## Raw data
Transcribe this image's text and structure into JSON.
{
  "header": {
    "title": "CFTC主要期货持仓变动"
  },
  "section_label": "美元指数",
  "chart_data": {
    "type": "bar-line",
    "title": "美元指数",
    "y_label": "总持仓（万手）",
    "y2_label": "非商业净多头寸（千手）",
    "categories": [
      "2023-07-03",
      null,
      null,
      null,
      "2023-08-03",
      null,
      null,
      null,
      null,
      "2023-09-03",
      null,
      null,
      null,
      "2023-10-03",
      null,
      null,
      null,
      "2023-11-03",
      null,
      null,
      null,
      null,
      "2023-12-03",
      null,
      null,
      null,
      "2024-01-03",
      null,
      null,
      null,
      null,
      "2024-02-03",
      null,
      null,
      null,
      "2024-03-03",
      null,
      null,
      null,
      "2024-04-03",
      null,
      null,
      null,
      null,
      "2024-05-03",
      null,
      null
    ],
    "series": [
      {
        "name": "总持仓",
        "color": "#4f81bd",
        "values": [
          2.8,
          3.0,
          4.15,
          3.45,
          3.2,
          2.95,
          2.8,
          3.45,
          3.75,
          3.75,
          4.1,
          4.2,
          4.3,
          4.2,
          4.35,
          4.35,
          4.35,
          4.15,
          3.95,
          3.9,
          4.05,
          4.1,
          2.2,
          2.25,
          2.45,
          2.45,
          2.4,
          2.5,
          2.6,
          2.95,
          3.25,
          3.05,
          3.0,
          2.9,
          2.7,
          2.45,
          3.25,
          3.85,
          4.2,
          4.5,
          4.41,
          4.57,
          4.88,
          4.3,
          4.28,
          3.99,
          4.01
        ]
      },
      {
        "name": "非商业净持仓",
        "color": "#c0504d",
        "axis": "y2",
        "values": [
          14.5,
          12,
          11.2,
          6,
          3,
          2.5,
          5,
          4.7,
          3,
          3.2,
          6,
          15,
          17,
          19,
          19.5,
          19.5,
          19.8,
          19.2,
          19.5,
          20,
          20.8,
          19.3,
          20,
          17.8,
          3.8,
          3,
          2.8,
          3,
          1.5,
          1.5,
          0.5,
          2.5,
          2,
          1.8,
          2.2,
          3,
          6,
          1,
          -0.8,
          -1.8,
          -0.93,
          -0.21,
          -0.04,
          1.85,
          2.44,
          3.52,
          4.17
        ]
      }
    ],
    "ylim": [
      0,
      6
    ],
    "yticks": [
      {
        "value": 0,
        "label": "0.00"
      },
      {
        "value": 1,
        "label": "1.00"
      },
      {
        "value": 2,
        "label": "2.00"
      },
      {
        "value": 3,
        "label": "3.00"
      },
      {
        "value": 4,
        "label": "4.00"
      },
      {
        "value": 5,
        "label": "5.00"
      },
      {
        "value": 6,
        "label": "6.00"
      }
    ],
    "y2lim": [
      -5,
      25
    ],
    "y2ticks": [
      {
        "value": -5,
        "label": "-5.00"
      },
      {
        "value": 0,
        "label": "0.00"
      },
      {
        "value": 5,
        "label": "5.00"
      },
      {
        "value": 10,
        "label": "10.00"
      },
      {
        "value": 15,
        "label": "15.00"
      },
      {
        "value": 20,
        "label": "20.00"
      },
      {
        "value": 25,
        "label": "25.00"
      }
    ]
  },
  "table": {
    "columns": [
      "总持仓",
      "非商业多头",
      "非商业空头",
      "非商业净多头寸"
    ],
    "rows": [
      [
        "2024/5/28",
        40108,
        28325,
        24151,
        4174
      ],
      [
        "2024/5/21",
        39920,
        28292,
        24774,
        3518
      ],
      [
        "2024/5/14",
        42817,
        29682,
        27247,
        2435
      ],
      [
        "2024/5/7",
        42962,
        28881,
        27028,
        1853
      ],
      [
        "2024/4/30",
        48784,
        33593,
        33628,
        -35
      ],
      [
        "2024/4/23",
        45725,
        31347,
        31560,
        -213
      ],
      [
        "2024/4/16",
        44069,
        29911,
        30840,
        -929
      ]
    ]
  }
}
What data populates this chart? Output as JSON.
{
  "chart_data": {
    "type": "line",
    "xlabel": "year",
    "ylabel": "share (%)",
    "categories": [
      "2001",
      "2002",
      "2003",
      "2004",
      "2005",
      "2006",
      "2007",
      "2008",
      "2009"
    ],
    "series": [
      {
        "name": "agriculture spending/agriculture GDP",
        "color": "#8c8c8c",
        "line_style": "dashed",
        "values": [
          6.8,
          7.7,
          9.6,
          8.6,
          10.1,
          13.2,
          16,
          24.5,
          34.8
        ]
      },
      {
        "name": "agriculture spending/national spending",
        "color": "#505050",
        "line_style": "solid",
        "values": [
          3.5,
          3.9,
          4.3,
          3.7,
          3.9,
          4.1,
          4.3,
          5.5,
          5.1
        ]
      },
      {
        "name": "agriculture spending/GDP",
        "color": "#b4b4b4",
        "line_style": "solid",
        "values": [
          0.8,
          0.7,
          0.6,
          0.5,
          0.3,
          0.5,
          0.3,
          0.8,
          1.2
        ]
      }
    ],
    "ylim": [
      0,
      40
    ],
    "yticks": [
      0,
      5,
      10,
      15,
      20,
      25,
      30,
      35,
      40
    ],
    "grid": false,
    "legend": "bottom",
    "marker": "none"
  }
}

## What you are asked to do
Repeat every entry exactly, please.

## Response for this exercise
Transcribe this image's text and structure into JSON.
{
  "header": {
    "title": "CFTC主要期货持仓变动"
  },
  "section_label": "美元指数",
  "chart_data": {
    "type": "bar-line",
    "title": "美元指数",
    "y_label": "总持仓（万手）",
    "y2_label": "非商业净多头寸（千手）",
    "categories": [
      "2023-07-03",
      null,
      null,
      null,
      "2023-08-03",
      null,
      null,
      null,
      null,
      "2023-09-03",
      null,
      null,
      null,
      "2023-10-03",
      null,
      null,
      null,
      "2023-11-03",
      null,
      null,
      null,
      null,
      "2023-12-03",
      null,
      null,
      null,
      "2024-01-03",
      null,
      null,
      null,
      null,
      "2024-02-03",
      null,
      null,
      null,
      "2024-03-03",
      null,
      null,
      null,
      "2024-04-03",
      null,
      null,
      null,
      null,
      "2024-05-03",
      null,
      null
    ],
    "series": [
      {
        "name": "总持仓",
        "color": "#4f81bd",
        "values": [
          2.8,
          3.0,
          4.15,
          3.45,
          3.2,
          2.95,
          2.8,
          3.45,
          3.75,
          3.75,
          4.1,
          4.2,
          4.3,
          4.2,
          4.35,
          4.35,
          4.35,
          4.15,
          3.95,
          3.9,
          4.05,
          4.1,
          2.2,
          2.25,
          2.45,
          2.45,
          2.4,
          2.5,
          2.6,
          2.95,
          3.25,
          3.05,
          3.0,
          2.9,
          2.7,
          2.45,
          3.25,
          3.85,
          4.2,
          4.5,
          4.41,
          4.57,
          4.88,
          4.3,
          4.28,
          3.99,
          4.01
        ]
      },
      {
        "name": "非商业净持仓",
        "color": "#c0504d",
        "axis": "y2",
        "values": [
          14.5,
          12,
          11.2,
          6,
          3,
          2.5,
          5,
          4.7,
          3,
          3.2,
          6,
          15,
          17,
          19,
          19.5,
          19.5,
          19.8,
          19.2,
          19.5,
          20,
          20.8,
          19.3,
          20,
          17.8,
          3.8,
          3,
          2.8,
          3,
          1.5,
          1.5,
          0.5,
          2.5,
          2,
          1.8,
          2.2,
          3,
          6,
          1,
          -0.8,
          -1.8,
          -0.93,
          -0.21,
          -0.04,
          1.85,
          2.44,
          3.52,
          4.17
        ]
      }
    ],
    "ylim": [
      0,
      6
    ],
    "yticks": [
      {
        "value": 0,
        "label": "0.00"
      },
      {
        "value": 1,
        "label": "1.00"
      },
      {
        "value": 2,
        "label": "2.00"
      },
      {
        "value": 3,
        "label": "3.00"
      },
      {
        "value": 4,
        "label": "4.00"
      },
      {
        "value": 5,
        "label": "5.00"
      },
      {
        "value": 6,
        "label": "6.00"
      }
    ],
    "y2lim": [
      -5,
      25
    ],
    "y2ticks": [
      {
        "value": -5,
        "label": "-5.00"
      },
      {
        "value": 0,
        "label": "0.00"
      },
      {
        "value": 5,
        "label": "5.00"
      },
      {
        "value": 10,
        "label": "10.00"
      },
      {
        "value": 15,
        "label": "15.00"
      },
      {
        "value": 20,
        "label": "20.00"
      },
      {
        "value": 25,
        "label": "25.00"
      }
    ]
  },
  "table": {
    "columns": [
      "总持仓",
      "非商业多头",
      "非商业空头",
      "非商业净多头寸"
    ],
    "rows": [
      [
        "2024/5/28",
        40108,
        28325,
        24151,
        4174
      ],
      [
        "2024/5/21",
        39920,
        28292,
        24774,
        3518
      ],
      [
        "2024/5/14",
        42817,
        29682,
        27247,
        2435
      ],
      [
        "2024/5/7",
        42962,
        28881,
        27028,
        1853
      ],
      [
        "2024/4/30",
        48784,
        33593,
        33628,
        -35
      ],
      [
        "2024/4/23",
        45725,
        31347,
        31560,
        -213
      ],
      [
        "2024/4/16",
        44069,
        29911,
        30840,
        -929
      ]
    ]
  }
}
What data populates this chart? Output as JSON.
{
  "chart_data": {
    "type": "line",
    "xlabel": "year",
    "ylabel": "share (%)",
    "categories": [
      "2001",
      "2002",
      "2003",
      "2004",
      "2005",
      "2006",
      "2007",
      "2008",
      "2009"
    ],
    "series": [
      {
        "name": "agriculture spending/agriculture GDP",
        "color": "#8c8c8c",
        "line_style": "dashed",
        "values": [
          6.8,
          7.7,
          9.6,
          8.6,
          10.1,
          13.2,
          16,
          24.5,
          34.8
        ]
      },
      {
        "name": "agriculture spending/national spending",
        "color": "#505050",
        "line_style": "solid",
        "values": [
          3.5,
          3.9,
          4.3,
          3.7,
          3.9,
          4.1,
          4.3,
          5.5,
          5.1
        ]
      },
      {
        "name": "agriculture spending/GDP",
        "color": "#b4b4b4",
        "line_style": "solid",
        "values": [
          0.8,
          0.7,
          0.6,
          0.5,
          0.3,
          0.5,
          0.3,
          0.8,
          1.2
        ]
      }
    ],
    "ylim": [
      0,
      40
    ],
    "yticks": [
      0,
      5,
      10,
      15,
      20,
      25,
      30,
      35,
      40
    ],
    "grid": false,
    "legend": "bottom",
    "marker": "none"
  }
}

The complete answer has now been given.